**What is being asked:** Rename every "column-header-unit" in the material below to "unit-label", and leave every other line and character unchanged.

## start Recorded information

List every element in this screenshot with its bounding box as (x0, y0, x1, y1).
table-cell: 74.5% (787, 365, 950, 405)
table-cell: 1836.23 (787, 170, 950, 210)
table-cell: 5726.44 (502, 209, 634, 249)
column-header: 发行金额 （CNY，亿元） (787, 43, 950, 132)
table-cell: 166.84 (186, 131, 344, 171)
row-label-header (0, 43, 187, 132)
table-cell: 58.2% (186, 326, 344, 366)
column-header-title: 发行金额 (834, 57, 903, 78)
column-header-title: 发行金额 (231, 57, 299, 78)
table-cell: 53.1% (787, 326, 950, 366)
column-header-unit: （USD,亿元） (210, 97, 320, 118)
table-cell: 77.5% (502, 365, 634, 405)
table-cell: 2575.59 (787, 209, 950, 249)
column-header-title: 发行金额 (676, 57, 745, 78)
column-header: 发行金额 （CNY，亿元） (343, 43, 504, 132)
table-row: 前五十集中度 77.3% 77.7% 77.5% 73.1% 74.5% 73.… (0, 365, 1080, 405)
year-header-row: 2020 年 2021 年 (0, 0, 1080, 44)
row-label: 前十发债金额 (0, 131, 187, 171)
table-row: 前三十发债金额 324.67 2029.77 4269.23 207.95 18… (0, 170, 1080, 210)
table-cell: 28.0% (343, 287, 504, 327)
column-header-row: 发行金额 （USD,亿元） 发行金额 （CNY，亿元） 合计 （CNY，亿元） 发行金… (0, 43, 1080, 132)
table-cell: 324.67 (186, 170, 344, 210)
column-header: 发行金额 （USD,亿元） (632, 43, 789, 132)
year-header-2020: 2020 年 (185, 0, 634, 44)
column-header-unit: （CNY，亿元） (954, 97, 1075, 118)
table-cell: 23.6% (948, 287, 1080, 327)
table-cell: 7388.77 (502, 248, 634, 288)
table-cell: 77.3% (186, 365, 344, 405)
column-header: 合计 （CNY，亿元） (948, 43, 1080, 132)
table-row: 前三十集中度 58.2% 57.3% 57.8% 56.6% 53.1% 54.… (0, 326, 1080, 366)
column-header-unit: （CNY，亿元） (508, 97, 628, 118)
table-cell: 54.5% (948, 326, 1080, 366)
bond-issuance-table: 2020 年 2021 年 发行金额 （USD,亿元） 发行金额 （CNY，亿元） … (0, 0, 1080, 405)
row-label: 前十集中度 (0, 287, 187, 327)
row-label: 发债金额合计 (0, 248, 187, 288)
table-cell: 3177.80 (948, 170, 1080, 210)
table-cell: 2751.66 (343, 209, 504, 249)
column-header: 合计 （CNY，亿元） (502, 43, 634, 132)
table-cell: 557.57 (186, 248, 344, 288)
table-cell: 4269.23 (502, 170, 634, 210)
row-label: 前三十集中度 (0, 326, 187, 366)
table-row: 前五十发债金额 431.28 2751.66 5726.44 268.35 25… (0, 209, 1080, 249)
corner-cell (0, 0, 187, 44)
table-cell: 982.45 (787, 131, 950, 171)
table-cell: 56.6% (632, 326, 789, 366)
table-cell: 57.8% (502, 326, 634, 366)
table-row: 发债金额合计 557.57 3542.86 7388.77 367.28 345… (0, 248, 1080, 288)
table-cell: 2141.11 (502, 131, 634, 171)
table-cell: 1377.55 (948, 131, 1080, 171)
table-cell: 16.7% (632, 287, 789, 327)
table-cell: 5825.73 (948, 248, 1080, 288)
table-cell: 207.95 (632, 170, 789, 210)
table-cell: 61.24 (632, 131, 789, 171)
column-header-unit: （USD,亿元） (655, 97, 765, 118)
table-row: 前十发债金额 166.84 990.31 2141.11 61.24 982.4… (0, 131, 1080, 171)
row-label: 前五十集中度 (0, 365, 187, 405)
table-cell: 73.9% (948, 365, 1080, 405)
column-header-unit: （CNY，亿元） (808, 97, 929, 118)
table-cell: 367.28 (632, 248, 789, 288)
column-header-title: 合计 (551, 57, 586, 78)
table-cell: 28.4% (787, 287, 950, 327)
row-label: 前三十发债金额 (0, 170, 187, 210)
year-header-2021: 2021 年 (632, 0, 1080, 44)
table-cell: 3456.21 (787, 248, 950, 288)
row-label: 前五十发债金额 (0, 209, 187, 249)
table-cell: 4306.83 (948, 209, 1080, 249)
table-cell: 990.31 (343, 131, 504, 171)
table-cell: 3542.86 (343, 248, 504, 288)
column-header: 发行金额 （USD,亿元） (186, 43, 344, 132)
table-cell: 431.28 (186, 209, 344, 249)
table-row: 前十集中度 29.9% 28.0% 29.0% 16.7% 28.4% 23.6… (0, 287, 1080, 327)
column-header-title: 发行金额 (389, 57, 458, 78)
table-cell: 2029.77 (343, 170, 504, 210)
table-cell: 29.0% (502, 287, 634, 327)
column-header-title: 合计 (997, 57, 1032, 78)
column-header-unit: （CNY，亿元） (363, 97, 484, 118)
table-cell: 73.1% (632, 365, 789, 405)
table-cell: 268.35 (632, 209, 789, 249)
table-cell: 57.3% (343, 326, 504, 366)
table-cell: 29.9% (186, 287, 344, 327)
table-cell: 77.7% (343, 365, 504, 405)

## end Recorded information

**Response to the task:**
List every element in this screenshot with its bounding box as (x0, y0, x1, y1).
table-cell: 74.5% (787, 365, 950, 405)
table-cell: 1836.23 (787, 170, 950, 210)
table-cell: 5726.44 (502, 209, 634, 249)
column-header: 发行金额 （CNY，亿元） (787, 43, 950, 132)
table-cell: 166.84 (186, 131, 344, 171)
row-label-header (0, 43, 187, 132)
table-cell: 58.2% (186, 326, 344, 366)
column-header-title: 发行金额 (834, 57, 903, 78)
column-header-title: 发行金额 (231, 57, 299, 78)
table-cell: 53.1% (787, 326, 950, 366)
unit-label: （USD,亿元） (210, 97, 320, 118)
table-cell: 77.5% (502, 365, 634, 405)
table-cell: 2575.59 (787, 209, 950, 249)
column-header-title: 发行金额 (676, 57, 745, 78)
column-header: 发行金额 （CNY，亿元） (343, 43, 504, 132)
table-row: 前五十集中度 77.3% 77.7% 77.5% 73.1% 74.5% 73.… (0, 365, 1080, 405)
year-header-row: 2020 年 2021 年 (0, 0, 1080, 44)
row-label: 前十发债金额 (0, 131, 187, 171)
table-row: 前三十发债金额 324.67 2029.77 4269.23 207.95 18… (0, 170, 1080, 210)
table-cell: 28.0% (343, 287, 504, 327)
column-header-row: 发行金额 （USD,亿元） 发行金额 （CNY，亿元） 合计 （CNY，亿元） 发行金… (0, 43, 1080, 132)
table-cell: 324.67 (186, 170, 344, 210)
column-header: 发行金额 （USD,亿元） (632, 43, 789, 132)
year-header-2020: 2020 年 (185, 0, 634, 44)
unit-label: （CNY，亿元） (954, 97, 1075, 118)
table-cell: 23.6% (948, 287, 1080, 327)
table-cell: 7388.77 (502, 248, 634, 288)
table-cell: 77.3% (186, 365, 344, 405)
column-header: 合计 （CNY，亿元） (948, 43, 1080, 132)
table-row: 前三十集中度 58.2% 57.3% 57.8% 56.6% 53.1% 54.… (0, 326, 1080, 366)
unit-label: （CNY，亿元） (508, 97, 628, 118)
table-cell: 54.5% (948, 326, 1080, 366)
bond-issuance-table: 2020 年 2021 年 发行金额 （USD,亿元） 发行金额 （CNY，亿元） … (0, 0, 1080, 405)
row-label: 前十集中度 (0, 287, 187, 327)
row-label: 发债金额合计 (0, 248, 187, 288)
table-cell: 3177.80 (948, 170, 1080, 210)
table-cell: 2751.66 (343, 209, 504, 249)
column-header: 合计 （CNY，亿元） (502, 43, 634, 132)
table-cell: 557.57 (186, 248, 344, 288)
table-cell: 4269.23 (502, 170, 634, 210)
row-label: 前三十集中度 (0, 326, 187, 366)
table-row: 前五十发债金额 431.28 2751.66 5726.44 268.35 25… (0, 209, 1080, 249)
corner-cell (0, 0, 187, 44)
table-cell: 982.45 (787, 131, 950, 171)
table-cell: 56.6% (632, 326, 789, 366)
table-cell: 57.8% (502, 326, 634, 366)
table-row: 发债金额合计 557.57 3542.86 7388.77 367.28 345… (0, 248, 1080, 288)
table-cell: 2141.11 (502, 131, 634, 171)
table-cell: 1377.55 (948, 131, 1080, 171)
table-cell: 16.7% (632, 287, 789, 327)
table-cell: 5825.73 (948, 248, 1080, 288)
table-cell: 207.95 (632, 170, 789, 210)
table-cell: 61.24 (632, 131, 789, 171)
unit-label: （USD,亿元） (655, 97, 765, 118)
table-row: 前十发债金额 166.84 990.31 2141.11 61.24 982.4… (0, 131, 1080, 171)
row-label: 前五十集中度 (0, 365, 187, 405)
table-cell: 73.9% (948, 365, 1080, 405)
unit-label: （CNY，亿元） (808, 97, 929, 118)
table-cell: 367.28 (632, 248, 789, 288)
column-header-title: 合计 (551, 57, 586, 78)
table-cell: 28.4% (787, 287, 950, 327)
row-label: 前三十发债金额 (0, 170, 187, 210)
year-header-2021: 2021 年 (632, 0, 1080, 44)
table-cell: 3456.21 (787, 248, 950, 288)
row-label: 前五十发债金额 (0, 209, 187, 249)
table-cell: 4306.83 (948, 209, 1080, 249)
table-cell: 990.31 (343, 131, 504, 171)
table-cell: 3542.86 (343, 248, 504, 288)
column-header: 发行金额 （USD,亿元） (186, 43, 344, 132)
table-cell: 431.28 (186, 209, 344, 249)
table-row: 前十集中度 29.9% 28.0% 29.0% 16.7% 28.4% 23.6… (0, 287, 1080, 327)
column-header-title: 发行金额 (389, 57, 458, 78)
table-cell: 2029.77 (343, 170, 504, 210)
table-cell: 29.0% (502, 287, 634, 327)
column-header-title: 合计 (997, 57, 1032, 78)
unit-label: （CNY，亿元） (363, 97, 484, 118)
table-cell: 73.1% (632, 365, 789, 405)
table-cell: 268.35 (632, 209, 789, 249)
table-cell: 57.3% (343, 326, 504, 366)
table-cell: 29.9% (186, 287, 344, 327)
table-cell: 77.7% (343, 365, 504, 405)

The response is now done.